_EXERCISE OBJECTIVE_. Copy out each line of the material below that holds the string "found".
------ RECORDS SUPPLIED ------
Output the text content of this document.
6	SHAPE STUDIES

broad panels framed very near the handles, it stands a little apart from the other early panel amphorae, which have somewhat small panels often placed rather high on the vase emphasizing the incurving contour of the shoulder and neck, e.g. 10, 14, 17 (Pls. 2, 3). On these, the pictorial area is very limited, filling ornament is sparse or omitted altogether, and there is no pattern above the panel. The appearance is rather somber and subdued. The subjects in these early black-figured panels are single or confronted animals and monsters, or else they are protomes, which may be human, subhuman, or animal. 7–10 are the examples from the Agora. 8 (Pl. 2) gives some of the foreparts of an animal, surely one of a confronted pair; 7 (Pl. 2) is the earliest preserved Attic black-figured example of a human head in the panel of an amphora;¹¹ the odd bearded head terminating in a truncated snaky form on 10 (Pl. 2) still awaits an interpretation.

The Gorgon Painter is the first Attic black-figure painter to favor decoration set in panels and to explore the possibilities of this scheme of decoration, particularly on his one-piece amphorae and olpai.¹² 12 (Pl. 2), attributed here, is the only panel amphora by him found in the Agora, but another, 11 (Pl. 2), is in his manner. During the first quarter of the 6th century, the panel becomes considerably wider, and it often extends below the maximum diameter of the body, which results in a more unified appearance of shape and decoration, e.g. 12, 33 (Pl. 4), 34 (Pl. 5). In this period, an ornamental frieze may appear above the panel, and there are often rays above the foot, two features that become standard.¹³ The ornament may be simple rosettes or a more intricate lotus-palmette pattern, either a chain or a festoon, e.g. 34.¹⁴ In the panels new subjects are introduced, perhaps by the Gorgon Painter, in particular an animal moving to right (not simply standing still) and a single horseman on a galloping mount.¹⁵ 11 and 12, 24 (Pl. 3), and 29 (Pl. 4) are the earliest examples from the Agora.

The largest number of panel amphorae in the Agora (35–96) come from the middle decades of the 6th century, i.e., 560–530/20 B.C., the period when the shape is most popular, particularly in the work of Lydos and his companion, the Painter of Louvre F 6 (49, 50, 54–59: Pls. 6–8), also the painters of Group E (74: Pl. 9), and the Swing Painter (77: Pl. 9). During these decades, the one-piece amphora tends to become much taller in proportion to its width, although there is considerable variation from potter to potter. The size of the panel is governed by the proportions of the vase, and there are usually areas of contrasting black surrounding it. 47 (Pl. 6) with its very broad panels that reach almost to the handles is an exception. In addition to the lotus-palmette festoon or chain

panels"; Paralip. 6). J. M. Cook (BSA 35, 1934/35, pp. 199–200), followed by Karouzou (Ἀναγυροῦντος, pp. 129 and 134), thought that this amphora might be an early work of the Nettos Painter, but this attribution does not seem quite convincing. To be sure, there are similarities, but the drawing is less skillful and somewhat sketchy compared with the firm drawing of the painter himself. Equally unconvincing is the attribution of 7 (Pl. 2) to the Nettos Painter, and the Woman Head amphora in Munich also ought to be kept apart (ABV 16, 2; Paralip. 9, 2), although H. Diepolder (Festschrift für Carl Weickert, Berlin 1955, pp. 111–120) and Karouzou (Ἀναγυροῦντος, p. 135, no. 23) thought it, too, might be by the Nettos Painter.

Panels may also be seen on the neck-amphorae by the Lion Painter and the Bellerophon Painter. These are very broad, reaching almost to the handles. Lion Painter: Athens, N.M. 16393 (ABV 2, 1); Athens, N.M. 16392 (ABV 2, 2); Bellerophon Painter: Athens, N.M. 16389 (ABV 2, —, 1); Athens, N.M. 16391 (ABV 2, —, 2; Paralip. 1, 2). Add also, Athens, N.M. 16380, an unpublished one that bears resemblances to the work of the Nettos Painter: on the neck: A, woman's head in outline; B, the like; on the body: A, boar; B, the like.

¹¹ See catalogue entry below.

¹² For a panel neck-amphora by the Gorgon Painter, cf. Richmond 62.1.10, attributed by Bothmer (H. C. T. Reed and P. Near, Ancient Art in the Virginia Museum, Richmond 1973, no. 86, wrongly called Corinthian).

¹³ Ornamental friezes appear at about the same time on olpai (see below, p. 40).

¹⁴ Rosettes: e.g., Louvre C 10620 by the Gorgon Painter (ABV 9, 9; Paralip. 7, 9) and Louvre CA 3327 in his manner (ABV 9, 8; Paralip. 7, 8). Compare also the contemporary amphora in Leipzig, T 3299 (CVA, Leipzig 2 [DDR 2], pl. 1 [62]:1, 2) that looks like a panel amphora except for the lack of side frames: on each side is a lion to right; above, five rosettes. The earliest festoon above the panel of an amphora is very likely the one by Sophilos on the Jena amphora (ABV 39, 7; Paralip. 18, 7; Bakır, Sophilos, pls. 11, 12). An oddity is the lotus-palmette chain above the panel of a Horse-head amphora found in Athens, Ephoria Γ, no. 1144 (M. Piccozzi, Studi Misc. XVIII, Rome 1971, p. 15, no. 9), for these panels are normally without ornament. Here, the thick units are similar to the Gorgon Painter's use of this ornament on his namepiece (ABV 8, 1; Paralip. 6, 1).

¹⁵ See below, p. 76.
------
_COMPLETE RESPONSE_.
The Gorgon Painter is the first Attic black-figure painter to favor decoration set in panels and to explore the possibilities of this scheme of decoration, particularly on his one-piece amphorae and olpai.¹² 12 (Pl. 2), attributed here, is the only panel amphora by him found in the Agora, but another, 11 (Pl. 2), is in his manner. During the first quarter of the 6th century, the panel becomes considerably wider, and it often extends below the maximum diameter of the body, which results in a more unified appearance of shape and decoration, e.g. 12, 33 (Pl. 4), 34 (Pl. 5). In this period, an ornamental frieze may appear above the panel, and there are often rays above the foot, two features that become standard.¹³ The ornament may be simple rosettes or a more intricate lotus-palmette pattern, either a chain or a festoon, e.g. 34.¹⁴ In the panels new subjects are introduced, perhaps by the Gorgon Painter, in particular an animal moving to right (not simply standing still) and a single horseman on a galloping mount.¹⁵ 11 and 12, 24 (Pl. 3), and 29 (Pl. 4) are the earliest examples from the Agora.
¹⁴ Rosettes: e.g., Louvre C 10620 by the Gorgon Painter (ABV 9, 9; Paralip. 7, 9) and Louvre CA 3327 in his manner (ABV 9, 8; Paralip. 7, 8). Compare also the contemporary amphora in Leipzig, T 3299 (CVA, Leipzig 2 [DDR 2], pl. 1 [62]:1, 2) that looks like a panel amphora except for the lack of side frames: on each side is a lion to right; above, five rosettes. The earliest festoon above the panel of an amphora is very likely the one by Sophilos on the Jena amphora (ABV 39, 7; Paralip. 18, 7; Bakır, Sophilos, pls. 11, 12). An oddity is the lotus-palmette chain above the panel of a Horse-head amphora found in Athens, Ephoria Γ, no. 1144 (M. Piccozzi, Studi Misc. XVIII, Rome 1971, p. 15, no. 9), for these panels are normally without ornament. Here, the thick units are similar to the Gorgon Painter's use of this ornament on his namepiece (ABV 8, 1; Paralip. 6, 1).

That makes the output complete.